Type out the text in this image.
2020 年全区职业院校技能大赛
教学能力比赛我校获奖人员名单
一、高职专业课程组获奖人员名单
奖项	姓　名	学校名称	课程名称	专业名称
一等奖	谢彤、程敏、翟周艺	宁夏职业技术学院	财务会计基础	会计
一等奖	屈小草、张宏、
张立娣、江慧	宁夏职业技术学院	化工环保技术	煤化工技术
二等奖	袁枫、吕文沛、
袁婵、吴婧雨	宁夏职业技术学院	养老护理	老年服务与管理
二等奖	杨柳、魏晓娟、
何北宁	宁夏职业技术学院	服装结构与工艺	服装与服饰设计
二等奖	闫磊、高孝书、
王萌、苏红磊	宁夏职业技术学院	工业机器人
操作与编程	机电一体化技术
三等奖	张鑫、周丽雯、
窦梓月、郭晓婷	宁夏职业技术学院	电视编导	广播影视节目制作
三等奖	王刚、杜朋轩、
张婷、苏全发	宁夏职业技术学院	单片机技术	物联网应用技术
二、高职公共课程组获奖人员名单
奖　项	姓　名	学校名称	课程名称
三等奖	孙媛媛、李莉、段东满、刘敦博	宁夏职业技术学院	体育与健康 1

* [Challenge]: Give the entries once more, exactly as they appear.

* [Answer in full]:
Type out the text in this image.
2020 年全区职业院校技能大赛
教学能力比赛我校获奖人员名单
一、高职专业课程组获奖人员名单
奖项	姓　名	学校名称	课程名称	专业名称
一等奖	谢彤、程敏、翟周艺	宁夏职业技术学院	财务会计基础	会计
一等奖	屈小草、张宏、
张立娣、江慧	宁夏职业技术学院	化工环保技术	煤化工技术
二等奖	袁枫、吕文沛、
袁婵、吴婧雨	宁夏职业技术学院	养老护理	老年服务与管理
二等奖	杨柳、魏晓娟、
何北宁	宁夏职业技术学院	服装结构与工艺	服装与服饰设计
二等奖	闫磊、高孝书、
王萌、苏红磊	宁夏职业技术学院	工业机器人
操作与编程	机电一体化技术
三等奖	张鑫、周丽雯、
窦梓月、郭晓婷	宁夏职业技术学院	电视编导	广播影视节目制作
三等奖	王刚、杜朋轩、
张婷、苏全发	宁夏职业技术学院	单片机技术	物联网应用技术
二、高职公共课程组获奖人员名单
奖　项	姓　名	学校名称	课程名称
三等奖	孙媛媛、李莉、段东满、刘敦博	宁夏职业技术学院	体育与健康 1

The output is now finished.